■ **EXERCISE BRIEF**
Reproduce the data from the line containing "legend-ma26[interactable]: MM (Simple" through the line containing "399, 741, 429]", changing every "candle-body" to "candlestick-body" and leaving everything else unchanged.

■ **DATA ENTRIES**
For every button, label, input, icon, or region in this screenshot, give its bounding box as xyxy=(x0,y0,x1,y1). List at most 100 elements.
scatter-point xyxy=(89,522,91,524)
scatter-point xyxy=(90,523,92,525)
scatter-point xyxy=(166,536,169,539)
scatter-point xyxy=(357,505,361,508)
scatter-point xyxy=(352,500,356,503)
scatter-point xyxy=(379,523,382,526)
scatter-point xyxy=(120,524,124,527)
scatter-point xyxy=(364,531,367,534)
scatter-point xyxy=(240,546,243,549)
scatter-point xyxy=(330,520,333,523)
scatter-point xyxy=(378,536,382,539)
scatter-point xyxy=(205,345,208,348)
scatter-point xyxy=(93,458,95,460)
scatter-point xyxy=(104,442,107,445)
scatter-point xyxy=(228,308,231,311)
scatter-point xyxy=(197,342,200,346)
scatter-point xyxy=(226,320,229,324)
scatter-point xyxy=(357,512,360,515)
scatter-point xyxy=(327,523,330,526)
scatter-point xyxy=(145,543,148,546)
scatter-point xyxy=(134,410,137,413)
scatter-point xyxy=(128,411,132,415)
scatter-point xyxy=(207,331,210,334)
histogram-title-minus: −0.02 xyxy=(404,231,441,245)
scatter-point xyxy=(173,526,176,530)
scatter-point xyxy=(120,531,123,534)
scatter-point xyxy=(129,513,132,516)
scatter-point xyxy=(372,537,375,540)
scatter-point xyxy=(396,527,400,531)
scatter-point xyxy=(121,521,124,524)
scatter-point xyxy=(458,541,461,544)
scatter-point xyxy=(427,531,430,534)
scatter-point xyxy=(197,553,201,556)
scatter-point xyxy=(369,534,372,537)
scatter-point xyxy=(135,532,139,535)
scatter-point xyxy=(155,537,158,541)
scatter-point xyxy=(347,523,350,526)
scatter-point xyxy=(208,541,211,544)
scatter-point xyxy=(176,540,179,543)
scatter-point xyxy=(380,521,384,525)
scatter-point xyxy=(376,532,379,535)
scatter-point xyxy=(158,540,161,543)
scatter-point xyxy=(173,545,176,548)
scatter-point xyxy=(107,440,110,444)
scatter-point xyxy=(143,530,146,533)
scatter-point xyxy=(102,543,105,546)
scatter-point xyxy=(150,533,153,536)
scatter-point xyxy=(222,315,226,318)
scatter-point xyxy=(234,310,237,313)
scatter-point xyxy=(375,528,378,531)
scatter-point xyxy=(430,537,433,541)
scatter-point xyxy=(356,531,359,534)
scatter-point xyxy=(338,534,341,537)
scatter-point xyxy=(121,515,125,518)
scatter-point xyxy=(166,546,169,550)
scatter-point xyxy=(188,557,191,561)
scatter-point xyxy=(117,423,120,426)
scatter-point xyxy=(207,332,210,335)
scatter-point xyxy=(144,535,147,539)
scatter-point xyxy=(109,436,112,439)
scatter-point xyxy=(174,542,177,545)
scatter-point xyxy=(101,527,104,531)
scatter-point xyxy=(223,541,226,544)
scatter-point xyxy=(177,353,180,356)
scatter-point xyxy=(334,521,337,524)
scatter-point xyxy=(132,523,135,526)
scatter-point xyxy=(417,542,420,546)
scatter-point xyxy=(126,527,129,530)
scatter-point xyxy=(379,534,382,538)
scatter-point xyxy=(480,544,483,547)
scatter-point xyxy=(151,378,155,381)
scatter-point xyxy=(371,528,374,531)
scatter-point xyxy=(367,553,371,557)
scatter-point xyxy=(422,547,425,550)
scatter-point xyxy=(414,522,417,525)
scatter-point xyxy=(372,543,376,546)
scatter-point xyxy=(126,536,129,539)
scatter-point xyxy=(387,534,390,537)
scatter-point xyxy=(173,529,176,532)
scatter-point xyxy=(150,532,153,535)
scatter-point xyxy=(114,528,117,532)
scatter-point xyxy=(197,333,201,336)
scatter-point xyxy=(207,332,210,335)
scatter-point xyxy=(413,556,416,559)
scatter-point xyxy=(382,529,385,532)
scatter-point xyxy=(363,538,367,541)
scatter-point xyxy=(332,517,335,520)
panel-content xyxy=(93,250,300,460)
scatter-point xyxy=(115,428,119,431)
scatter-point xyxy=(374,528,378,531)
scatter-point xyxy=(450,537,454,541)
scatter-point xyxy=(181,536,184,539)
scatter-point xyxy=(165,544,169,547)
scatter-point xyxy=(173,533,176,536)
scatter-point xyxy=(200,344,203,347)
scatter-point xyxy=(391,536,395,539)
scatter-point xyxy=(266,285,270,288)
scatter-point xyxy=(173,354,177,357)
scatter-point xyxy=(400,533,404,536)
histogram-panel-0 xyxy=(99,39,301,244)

==

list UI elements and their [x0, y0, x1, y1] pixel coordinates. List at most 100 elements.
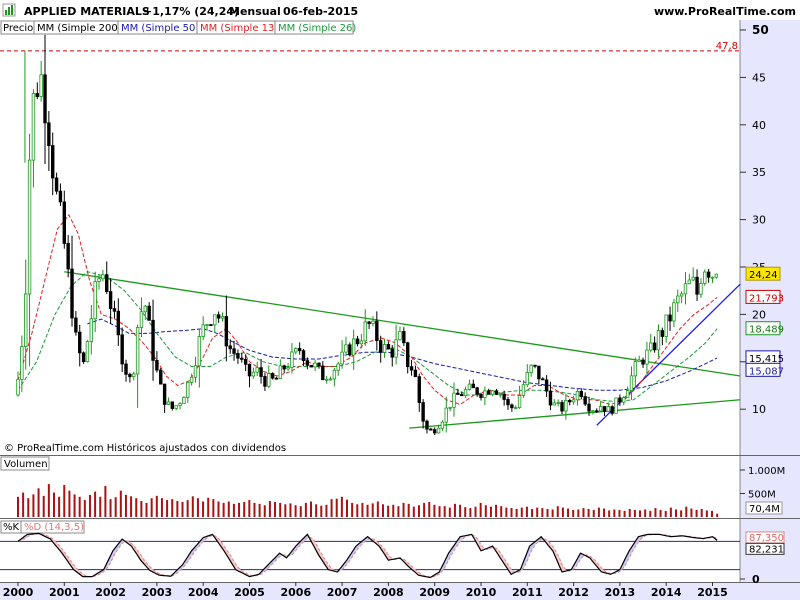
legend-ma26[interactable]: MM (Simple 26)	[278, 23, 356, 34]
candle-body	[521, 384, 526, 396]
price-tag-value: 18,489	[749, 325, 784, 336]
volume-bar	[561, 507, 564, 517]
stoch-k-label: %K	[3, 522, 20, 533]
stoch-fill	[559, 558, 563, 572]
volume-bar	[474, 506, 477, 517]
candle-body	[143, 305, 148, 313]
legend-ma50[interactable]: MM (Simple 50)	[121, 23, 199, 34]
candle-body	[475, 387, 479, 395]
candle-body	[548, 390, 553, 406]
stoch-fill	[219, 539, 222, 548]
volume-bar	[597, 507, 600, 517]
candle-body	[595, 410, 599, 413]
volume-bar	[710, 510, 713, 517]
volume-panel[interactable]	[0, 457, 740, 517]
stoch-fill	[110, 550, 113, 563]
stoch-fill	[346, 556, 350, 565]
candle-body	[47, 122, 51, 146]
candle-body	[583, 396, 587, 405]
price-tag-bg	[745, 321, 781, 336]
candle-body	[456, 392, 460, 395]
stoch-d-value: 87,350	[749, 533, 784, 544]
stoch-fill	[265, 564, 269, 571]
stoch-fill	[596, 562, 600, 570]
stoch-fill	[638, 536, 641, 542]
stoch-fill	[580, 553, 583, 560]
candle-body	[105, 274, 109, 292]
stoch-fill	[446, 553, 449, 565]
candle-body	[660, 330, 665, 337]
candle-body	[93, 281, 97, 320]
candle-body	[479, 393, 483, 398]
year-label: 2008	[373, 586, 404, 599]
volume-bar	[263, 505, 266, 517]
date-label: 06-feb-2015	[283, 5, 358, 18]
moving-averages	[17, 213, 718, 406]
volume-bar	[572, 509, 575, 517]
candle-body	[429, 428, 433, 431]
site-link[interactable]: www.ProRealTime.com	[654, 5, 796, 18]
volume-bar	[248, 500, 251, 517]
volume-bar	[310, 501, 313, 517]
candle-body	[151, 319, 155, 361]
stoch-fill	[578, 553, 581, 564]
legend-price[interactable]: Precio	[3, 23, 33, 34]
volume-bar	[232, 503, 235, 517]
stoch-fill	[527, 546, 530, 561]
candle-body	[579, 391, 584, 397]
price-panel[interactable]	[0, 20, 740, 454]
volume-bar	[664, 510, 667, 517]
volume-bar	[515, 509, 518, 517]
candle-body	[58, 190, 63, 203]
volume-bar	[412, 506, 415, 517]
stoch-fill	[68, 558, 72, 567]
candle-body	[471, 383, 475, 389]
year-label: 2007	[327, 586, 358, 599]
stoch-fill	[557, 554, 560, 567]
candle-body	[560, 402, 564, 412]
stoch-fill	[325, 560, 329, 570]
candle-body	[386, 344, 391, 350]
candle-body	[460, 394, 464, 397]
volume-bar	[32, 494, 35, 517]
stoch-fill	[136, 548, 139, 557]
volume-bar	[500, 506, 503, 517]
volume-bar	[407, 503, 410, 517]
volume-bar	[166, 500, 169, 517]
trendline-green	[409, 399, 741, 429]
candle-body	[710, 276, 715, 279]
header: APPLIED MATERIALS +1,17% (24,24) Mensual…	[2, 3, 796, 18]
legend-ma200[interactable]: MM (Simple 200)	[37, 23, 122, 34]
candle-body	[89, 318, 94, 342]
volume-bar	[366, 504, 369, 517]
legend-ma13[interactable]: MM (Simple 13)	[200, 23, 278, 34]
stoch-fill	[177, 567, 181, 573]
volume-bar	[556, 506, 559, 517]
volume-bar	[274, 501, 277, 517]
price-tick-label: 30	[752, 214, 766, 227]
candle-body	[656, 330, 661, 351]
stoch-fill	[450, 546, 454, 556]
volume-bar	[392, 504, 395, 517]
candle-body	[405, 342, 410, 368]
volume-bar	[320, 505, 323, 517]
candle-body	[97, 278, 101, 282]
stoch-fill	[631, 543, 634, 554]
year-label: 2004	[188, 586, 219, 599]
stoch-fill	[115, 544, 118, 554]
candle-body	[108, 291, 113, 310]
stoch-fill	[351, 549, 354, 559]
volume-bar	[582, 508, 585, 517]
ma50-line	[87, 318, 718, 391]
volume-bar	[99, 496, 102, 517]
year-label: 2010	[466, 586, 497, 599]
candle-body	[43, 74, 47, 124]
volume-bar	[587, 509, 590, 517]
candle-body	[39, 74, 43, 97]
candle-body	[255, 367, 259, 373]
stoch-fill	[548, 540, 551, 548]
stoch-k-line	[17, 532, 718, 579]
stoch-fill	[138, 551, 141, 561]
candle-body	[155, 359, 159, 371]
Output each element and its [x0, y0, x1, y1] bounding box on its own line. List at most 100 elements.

■ **RESULT**
legend-ma26[interactable]: MM (Simple 26)	[278, 23, 356, 34]
candlestick-body	[521, 384, 526, 396]
price-tag-value: 18,489	[749, 325, 784, 336]
volume-bar	[561, 507, 564, 517]
stoch-k-label: %K	[3, 522, 20, 533]
stoch-fill	[559, 558, 563, 572]
volume-bar	[474, 506, 477, 517]
candlestick-body	[143, 305, 148, 313]
legend-ma50[interactable]: MM (Simple 50)	[121, 23, 199, 34]
candlestick-body	[475, 387, 479, 395]
candlestick-body	[548, 390, 553, 406]
stoch-fill	[219, 539, 222, 548]
volume-bar	[597, 507, 600, 517]
candlestick-body	[595, 410, 599, 413]
volume-bar	[710, 510, 713, 517]
volume-panel[interactable]	[0, 457, 740, 517]
stoch-fill	[110, 550, 113, 563]
stoch-fill	[346, 556, 350, 565]
candlestick-body	[47, 122, 51, 146]
candlestick-body	[583, 396, 587, 405]
price-tag-bg	[745, 321, 781, 336]
candlestick-body	[456, 392, 460, 395]
stoch-d-value: 87,350	[749, 533, 784, 544]
stoch-fill	[265, 564, 269, 571]
stoch-fill	[596, 562, 600, 570]
stoch-fill	[638, 536, 641, 542]
stoch-fill	[580, 553, 583, 560]
candlestick-body	[105, 274, 109, 292]
stoch-fill	[446, 553, 449, 565]
candlestick-body	[660, 330, 665, 337]
candlestick-body	[93, 281, 97, 320]
candlestick-body	[479, 393, 483, 398]
year-label: 2008	[373, 586, 404, 599]
volume-bar	[263, 505, 266, 517]
date-label: 06-feb-2015	[283, 5, 358, 18]
moving-averages	[17, 213, 718, 406]
volume-bar	[572, 509, 575, 517]
candlestick-body	[429, 428, 433, 431]
site-link[interactable]: www.ProRealTime.com	[654, 5, 796, 18]
volume-bar	[248, 500, 251, 517]
volume-bar	[310, 501, 313, 517]
candlestick-body	[151, 319, 155, 361]
stoch-fill	[578, 553, 581, 564]
legend-price[interactable]: Precio	[3, 23, 33, 34]
volume-bar	[232, 503, 235, 517]
stoch-fill	[527, 546, 530, 561]
candlestick-body	[579, 391, 584, 397]
price-panel[interactable]	[0, 20, 740, 454]
volume-bar	[664, 510, 667, 517]
volume-bar	[515, 509, 518, 517]
candlestick-body	[58, 190, 63, 203]
volume-bar	[412, 506, 415, 517]
stoch-fill	[68, 558, 72, 567]
candlestick-body	[471, 383, 475, 389]
year-label: 2007	[327, 586, 358, 599]
stoch-fill	[557, 554, 560, 567]
candlestick-body	[560, 402, 564, 412]
stoch-fill	[325, 560, 329, 570]
candlestick-body	[386, 344, 391, 350]
candlestick-body	[460, 394, 464, 397]
volume-bar	[32, 494, 35, 517]
stoch-fill	[136, 548, 139, 557]
volume-bar	[500, 506, 503, 517]
volume-bar	[407, 503, 410, 517]
volume-bar	[166, 500, 169, 517]
trendline-green	[409, 399, 741, 429]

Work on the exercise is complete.